══ Records supplied ══

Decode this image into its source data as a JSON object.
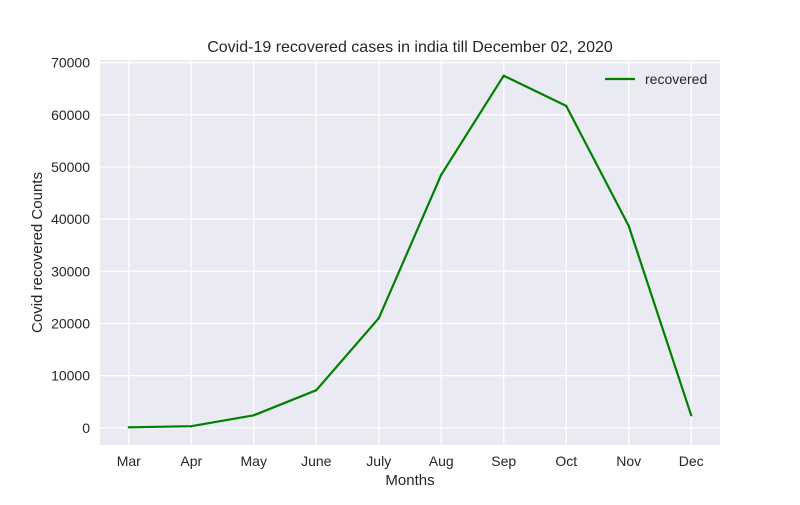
{
  "chart_data": {
    "type": "line",
    "title": "Covid-19 recovered cases in india till December 02, 2020",
    "xlabel": "Months",
    "ylabel": "Covid  recovered  Counts",
    "categories": [
      "Mar",
      "Apr",
      "May",
      "June",
      "July",
      "Aug",
      "Sep",
      "Oct",
      "Nov",
      "Dec"
    ],
    "series": [
      {
        "name": "recovered",
        "color": "#008000",
        "values": [
          100,
          300,
          2400,
          7200,
          21000,
          48500,
          67500,
          61700,
          38700,
          2400
        ]
      }
    ],
    "ylim": [
      -3300,
      70500
    ],
    "yticks": [
      0,
      10000,
      20000,
      30000,
      40000,
      50000,
      60000,
      70000
    ],
    "ytick_labels": [
      "0",
      "10000",
      "20000",
      "30000",
      "40000",
      "50000",
      "60000",
      "70000"
    ],
    "grid": true,
    "legend_position": "top-right",
    "style": {
      "background": "#EAEAF2",
      "grid_color": "#FFFFFF"
    }
  }
}
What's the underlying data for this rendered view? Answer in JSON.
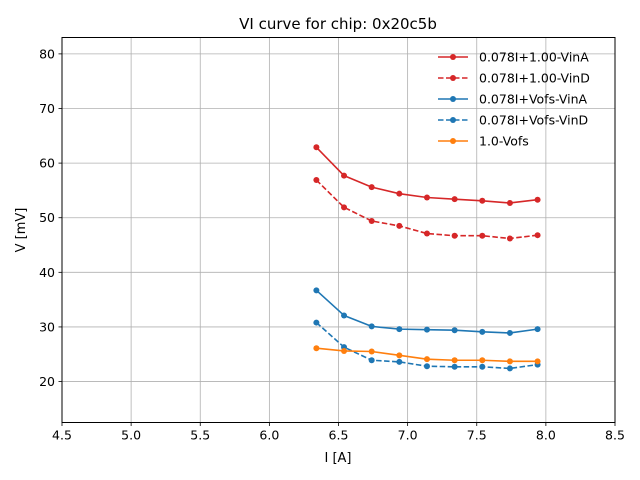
{
  "chart_data": {
    "type": "line",
    "title": "VI curve for chip: 0x20c5b",
    "xlabel": "I [A]",
    "ylabel": "V [mV]",
    "xlim": [
      4.5,
      8.5
    ],
    "ylim": [
      12.5,
      83
    ],
    "xticks": [
      4.5,
      5.0,
      5.5,
      6.0,
      6.5,
      7.0,
      7.5,
      8.0,
      8.5
    ],
    "xtick_labels": [
      "4.5",
      "5.0",
      "5.5",
      "6.0",
      "6.5",
      "7.0",
      "7.5",
      "8.0",
      "8.5"
    ],
    "yticks": [
      20,
      30,
      40,
      50,
      60,
      70,
      80
    ],
    "ytick_labels": [
      "20",
      "30",
      "40",
      "50",
      "60",
      "70",
      "80"
    ],
    "grid": true,
    "legend_position": "top-right",
    "x": [
      6.34,
      6.54,
      6.74,
      6.94,
      7.14,
      7.34,
      7.54,
      7.74,
      7.94
    ],
    "series": [
      {
        "name": "0.078I+1.00-VinA",
        "color": "#d62728",
        "dashed": false,
        "values": [
          62.9,
          57.7,
          55.6,
          54.4,
          53.7,
          53.4,
          53.1,
          52.7,
          53.3
        ]
      },
      {
        "name": "0.078I+1.00-VinD",
        "color": "#d62728",
        "dashed": true,
        "values": [
          56.9,
          51.9,
          49.4,
          48.5,
          47.1,
          46.7,
          46.7,
          46.2,
          46.8
        ]
      },
      {
        "name": "0.078I+Vofs-VinA",
        "color": "#1f77b4",
        "dashed": false,
        "values": [
          36.7,
          32.1,
          30.1,
          29.6,
          29.5,
          29.4,
          29.1,
          28.9,
          29.6
        ]
      },
      {
        "name": "0.078I+Vofs-VinD",
        "color": "#1f77b4",
        "dashed": true,
        "values": [
          30.8,
          26.3,
          23.9,
          23.6,
          22.8,
          22.7,
          22.7,
          22.4,
          23.1
        ]
      },
      {
        "name": "1.0-Vofs",
        "color": "#ff7f0e",
        "dashed": false,
        "values": [
          26.1,
          25.6,
          25.5,
          24.8,
          24.1,
          23.9,
          23.9,
          23.7,
          23.7
        ]
      }
    ]
  }
}
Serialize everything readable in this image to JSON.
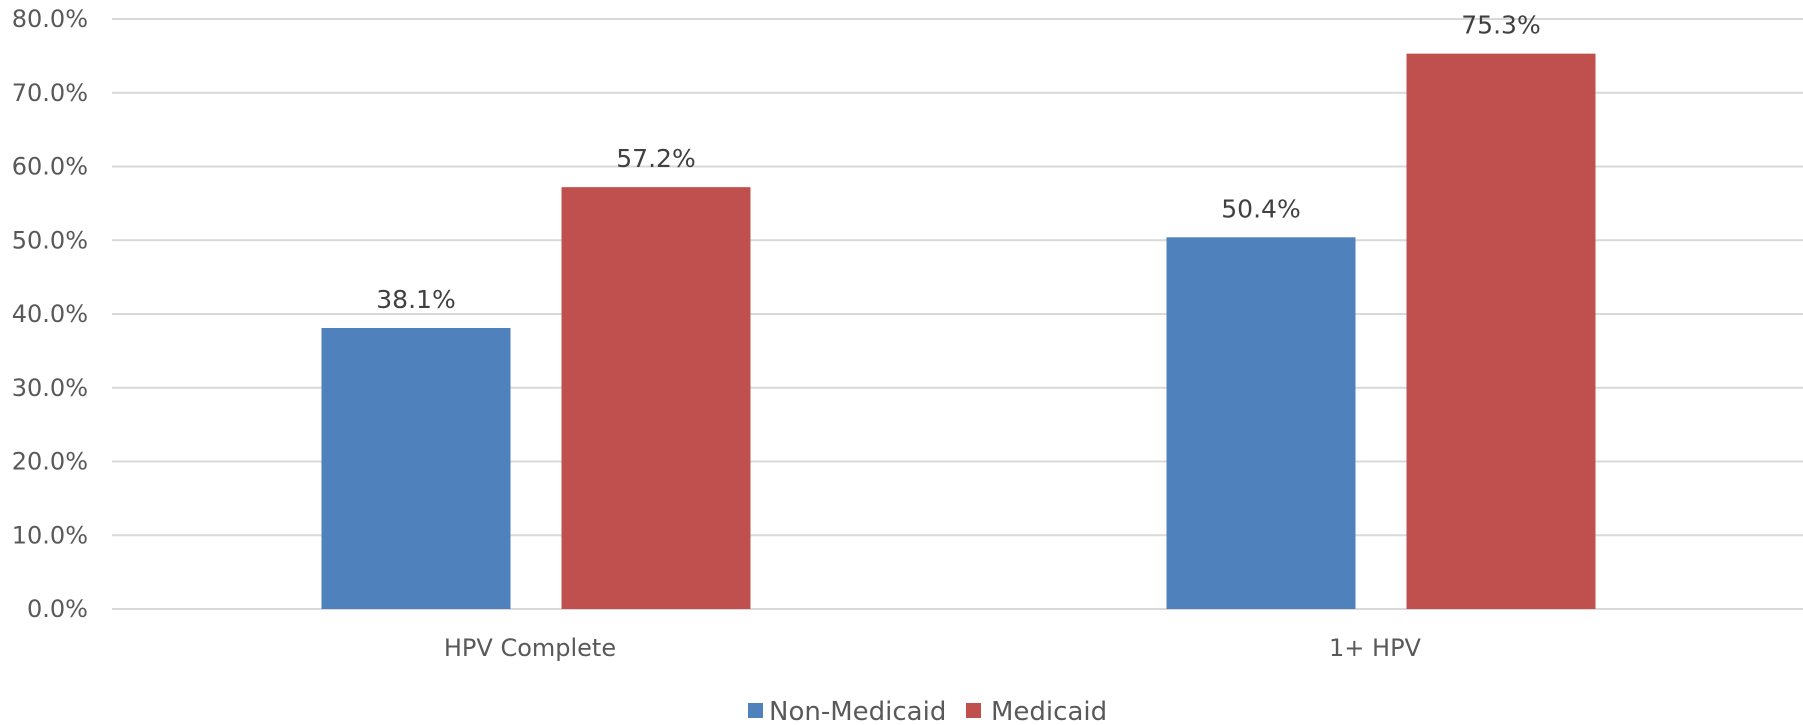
{
  "chart_data": {
    "type": "bar",
    "title": "",
    "xlabel": "",
    "ylabel": "",
    "categories": [
      "HPV Complete",
      "1+ HPV"
    ],
    "series": [
      {
        "name": "Non-Medicaid",
        "values": [
          38.1,
          50.4
        ],
        "color": "#4f81bd"
      },
      {
        "name": "Medicaid",
        "values": [
          57.2,
          75.3
        ],
        "color": "#c0504d"
      }
    ],
    "data_labels": [
      [
        "38.1%",
        "50.4%"
      ],
      [
        "57.2%",
        "75.3%"
      ]
    ],
    "ylim": [
      0,
      80
    ],
    "y_ticks": [
      0,
      10,
      20,
      30,
      40,
      50,
      60,
      70,
      80
    ],
    "y_tick_labels": [
      "0.0%",
      "10.0%",
      "20.0%",
      "30.0%",
      "40.0%",
      "50.0%",
      "60.0%",
      "70.0%",
      "80.0%"
    ],
    "grid": true,
    "legend_position": "bottom-center"
  }
}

═══

Work to do – Copy, exactly and exclusively, the lines beginning with the one that contains "Serialize everything readable" and ending with the last line of the listing; pictures are to be omitted.

Finished exercise –
Serialize everything readable in this image to JSON.
{
  "chart_data": {
    "type": "bar",
    "title": "",
    "xlabel": "",
    "ylabel": "",
    "categories": [
      "HPV Complete",
      "1+ HPV"
    ],
    "series": [
      {
        "name": "Non-Medicaid",
        "values": [
          38.1,
          50.4
        ],
        "color": "#4f81bd"
      },
      {
        "name": "Medicaid",
        "values": [
          57.2,
          75.3
        ],
        "color": "#c0504d"
      }
    ],
    "data_labels": [
      [
        "38.1%",
        "50.4%"
      ],
      [
        "57.2%",
        "75.3%"
      ]
    ],
    "ylim": [
      0,
      80
    ],
    "y_ticks": [
      0,
      10,
      20,
      30,
      40,
      50,
      60,
      70,
      80
    ],
    "y_tick_labels": [
      "0.0%",
      "10.0%",
      "20.0%",
      "30.0%",
      "40.0%",
      "50.0%",
      "60.0%",
      "70.0%",
      "80.0%"
    ],
    "grid": true,
    "legend_position": "bottom-center"
  }
}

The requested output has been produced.